WHAT IS BEING ASKED:
Pictures in the data below are not part of the copy; transcribe everything else exactly.

STORED DATA:
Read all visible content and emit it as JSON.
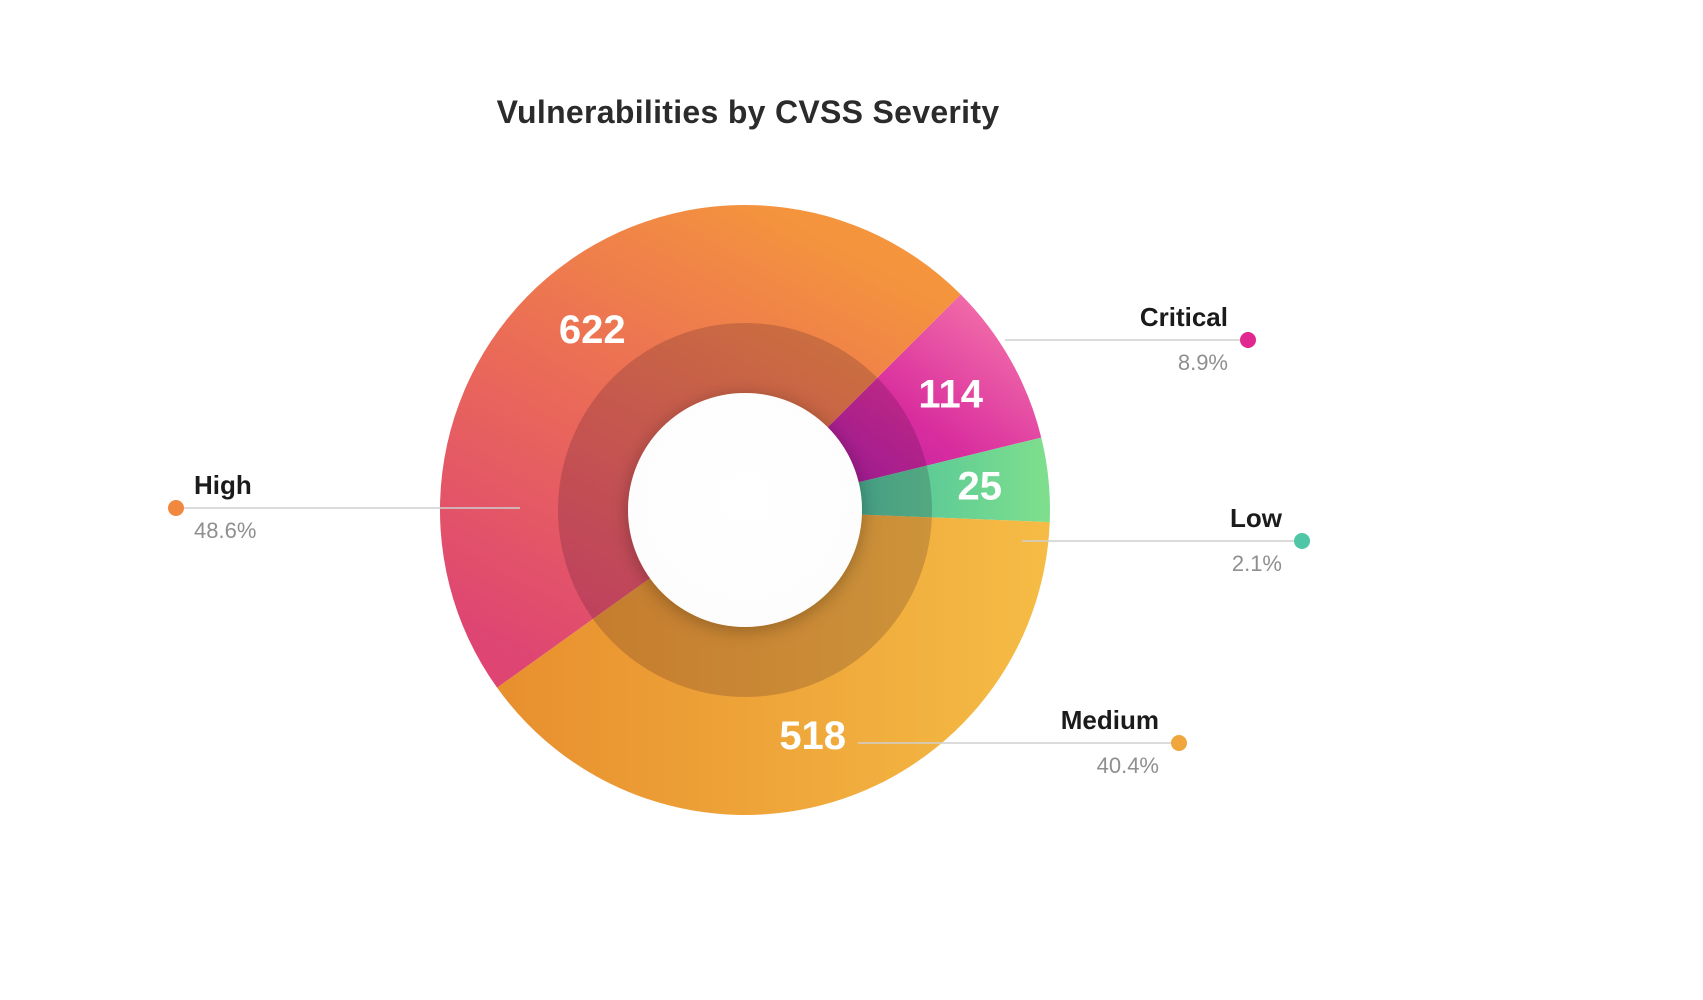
{
  "page": {
    "background": "#ffffff"
  },
  "chart_data": {
    "type": "pie",
    "subtype": "donut",
    "title": "Vulnerabilities by CVSS Severity",
    "slices": [
      {
        "label": "Critical",
        "value": 114,
        "percent_label": "8.9%",
        "gradient": [
          "#f981ac",
          "#d92d9e",
          "#9e14b4"
        ],
        "dot_color": "#e1268f"
      },
      {
        "label": "Low",
        "value": 25,
        "percent_label": "2.1%",
        "gradient": [
          "#2eafa3",
          "#7fdf8d"
        ],
        "dot_color": "#4fc7a6"
      },
      {
        "label": "Medium",
        "value": 518,
        "percent_label": "40.4%",
        "gradient": [
          "#e88f2e",
          "#f5bc45"
        ],
        "dot_color": "#f0a63d"
      },
      {
        "label": "High",
        "value": 622,
        "percent_label": "48.6%",
        "gradient": [
          "#f4953d",
          "#ea6a58",
          "#de4573"
        ],
        "dot_color": "#f1883f"
      }
    ],
    "layout_hints": {
      "start_angle_deg": 45,
      "clockwise": true,
      "min_slice_display_angle_deg": 16,
      "inner_hole_ratio": 0.38,
      "value_labels": "inside",
      "category_labels": "outside-with-leader-lines",
      "legend": "none",
      "grid": "off"
    }
  }
}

FINAL RESULT:
Read all visible content and emit it as JSON.
{
  "page": {
    "background": "#ffffff"
  },
  "chart_data": {
    "type": "pie",
    "subtype": "donut",
    "title": "Vulnerabilities by CVSS Severity",
    "slices": [
      {
        "label": "Critical",
        "value": 114,
        "percent_label": "8.9%",
        "gradient": [
          "#f981ac",
          "#d92d9e",
          "#9e14b4"
        ],
        "dot_color": "#e1268f"
      },
      {
        "label": "Low",
        "value": 25,
        "percent_label": "2.1%",
        "gradient": [
          "#2eafa3",
          "#7fdf8d"
        ],
        "dot_color": "#4fc7a6"
      },
      {
        "label": "Medium",
        "value": 518,
        "percent_label": "40.4%",
        "gradient": [
          "#e88f2e",
          "#f5bc45"
        ],
        "dot_color": "#f0a63d"
      },
      {
        "label": "High",
        "value": 622,
        "percent_label": "48.6%",
        "gradient": [
          "#f4953d",
          "#ea6a58",
          "#de4573"
        ],
        "dot_color": "#f1883f"
      }
    ],
    "layout_hints": {
      "start_angle_deg": 45,
      "clockwise": true,
      "min_slice_display_angle_deg": 16,
      "inner_hole_ratio": 0.38,
      "value_labels": "inside",
      "category_labels": "outside-with-leader-lines",
      "legend": "none",
      "grid": "off"
    }
  }
}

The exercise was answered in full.